---------- PROVIDED DATA

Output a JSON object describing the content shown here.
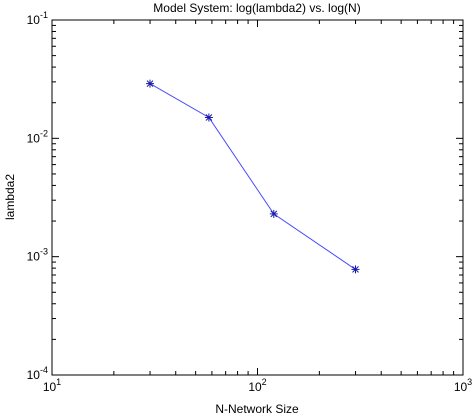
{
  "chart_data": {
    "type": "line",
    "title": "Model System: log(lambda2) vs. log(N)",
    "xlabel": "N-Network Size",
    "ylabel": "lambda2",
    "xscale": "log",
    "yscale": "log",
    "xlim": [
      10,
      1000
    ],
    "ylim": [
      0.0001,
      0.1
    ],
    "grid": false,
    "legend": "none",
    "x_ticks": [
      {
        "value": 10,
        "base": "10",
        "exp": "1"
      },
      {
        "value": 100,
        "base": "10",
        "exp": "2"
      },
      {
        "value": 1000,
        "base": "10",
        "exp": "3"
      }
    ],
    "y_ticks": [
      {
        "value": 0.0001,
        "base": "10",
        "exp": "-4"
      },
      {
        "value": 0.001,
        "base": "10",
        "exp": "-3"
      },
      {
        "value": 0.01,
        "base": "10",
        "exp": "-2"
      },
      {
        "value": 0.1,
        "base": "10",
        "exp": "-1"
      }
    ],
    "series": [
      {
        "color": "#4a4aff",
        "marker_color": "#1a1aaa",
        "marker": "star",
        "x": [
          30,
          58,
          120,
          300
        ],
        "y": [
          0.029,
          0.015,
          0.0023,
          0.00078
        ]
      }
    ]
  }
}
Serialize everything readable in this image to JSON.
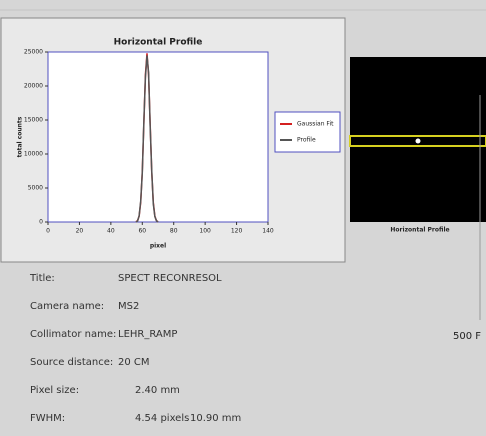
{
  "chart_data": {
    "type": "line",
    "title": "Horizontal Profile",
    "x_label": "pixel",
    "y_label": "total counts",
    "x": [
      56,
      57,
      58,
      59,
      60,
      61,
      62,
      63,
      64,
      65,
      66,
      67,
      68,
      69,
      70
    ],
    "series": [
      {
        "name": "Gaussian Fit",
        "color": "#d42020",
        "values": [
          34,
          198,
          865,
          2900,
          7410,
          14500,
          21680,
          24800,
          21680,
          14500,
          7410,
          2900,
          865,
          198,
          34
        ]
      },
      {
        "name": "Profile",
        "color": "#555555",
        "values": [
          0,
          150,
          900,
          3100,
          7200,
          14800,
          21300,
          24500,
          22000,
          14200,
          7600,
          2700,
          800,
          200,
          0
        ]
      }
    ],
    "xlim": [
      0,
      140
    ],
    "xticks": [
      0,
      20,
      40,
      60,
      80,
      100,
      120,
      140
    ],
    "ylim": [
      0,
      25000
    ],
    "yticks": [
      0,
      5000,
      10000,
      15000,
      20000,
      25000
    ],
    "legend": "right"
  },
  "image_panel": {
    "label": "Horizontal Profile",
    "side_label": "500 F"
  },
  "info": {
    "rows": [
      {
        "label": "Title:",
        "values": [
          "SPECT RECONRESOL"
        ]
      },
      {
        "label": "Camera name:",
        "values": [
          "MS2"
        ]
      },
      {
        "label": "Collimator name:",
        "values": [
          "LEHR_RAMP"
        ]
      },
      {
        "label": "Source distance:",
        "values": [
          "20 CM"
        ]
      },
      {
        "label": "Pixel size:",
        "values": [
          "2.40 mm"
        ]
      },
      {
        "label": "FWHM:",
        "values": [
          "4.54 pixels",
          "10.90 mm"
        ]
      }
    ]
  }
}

--------------------

#### REQUIRED TASK
Each entry above is to be written out again unchanged, apart from the pictures, which are left out.

#### SOLUTION
Output a JSON object describing the content shown here.
{
  "chart_data": {
    "type": "line",
    "title": "Model System: log(lambda2) vs. log(N)",
    "xlabel": "N-Network Size",
    "ylabel": "lambda2",
    "xscale": "log",
    "yscale": "log",
    "xlim": [
      10,
      1000
    ],
    "ylim": [
      0.0001,
      0.1
    ],
    "grid": false,
    "legend": "none",
    "x_ticks": [
      {
        "value": 10,
        "base": "10",
        "exp": "1"
      },
      {
        "value": 100,
        "base": "10",
        "exp": "2"
      },
      {
        "value": 1000,
        "base": "10",
        "exp": "3"
      }
    ],
    "y_ticks": [
      {
        "value": 0.0001,
        "base": "10",
        "exp": "-4"
      },
      {
        "value": 0.001,
        "base": "10",
        "exp": "-3"
      },
      {
        "value": 0.01,
        "base": "10",
        "exp": "-2"
      },
      {
        "value": 0.1,
        "base": "10",
        "exp": "-1"
      }
    ],
    "series": [
      {
        "color": "#4a4aff",
        "marker_color": "#1a1aaa",
        "marker": "star",
        "x": [
          30,
          58,
          120,
          300
        ],
        "y": [
          0.029,
          0.015,
          0.0023,
          0.00078
        ]
      }
    ]
  }
}
Serialize everything readable in this image to JSON.
{
  "chart_data": {
    "type": "line",
    "title": "Horizontal Profile",
    "x_label": "pixel",
    "y_label": "total counts",
    "x": [
      56,
      57,
      58,
      59,
      60,
      61,
      62,
      63,
      64,
      65,
      66,
      67,
      68,
      69,
      70
    ],
    "series": [
      {
        "name": "Gaussian Fit",
        "color": "#d42020",
        "values": [
          34,
          198,
          865,
          2900,
          7410,
          14500,
          21680,
          24800,
          21680,
          14500,
          7410,
          2900,
          865,
          198,
          34
        ]
      },
      {
        "name": "Profile",
        "color": "#555555",
        "values": [
          0,
          150,
          900,
          3100,
          7200,
          14800,
          21300,
          24500,
          22000,
          14200,
          7600,
          2700,
          800,
          200,
          0
        ]
      }
    ],
    "xlim": [
      0,
      140
    ],
    "xticks": [
      0,
      20,
      40,
      60,
      80,
      100,
      120,
      140
    ],
    "ylim": [
      0,
      25000
    ],
    "yticks": [
      0,
      5000,
      10000,
      15000,
      20000,
      25000
    ],
    "legend": "right"
  },
  "image_panel": {
    "label": "Horizontal Profile",
    "side_label": "500 F"
  },
  "info": {
    "rows": [
      {
        "label": "Title:",
        "values": [
          "SPECT RECONRESOL"
        ]
      },
      {
        "label": "Camera name:",
        "values": [
          "MS2"
        ]
      },
      {
        "label": "Collimator name:",
        "values": [
          "LEHR_RAMP"
        ]
      },
      {
        "label": "Source distance:",
        "values": [
          "20 CM"
        ]
      },
      {
        "label": "Pixel size:",
        "values": [
          "2.40 mm"
        ]
      },
      {
        "label": "FWHM:",
        "values": [
          "4.54 pixels",
          "10.90 mm"
        ]
      }
    ]
  }
}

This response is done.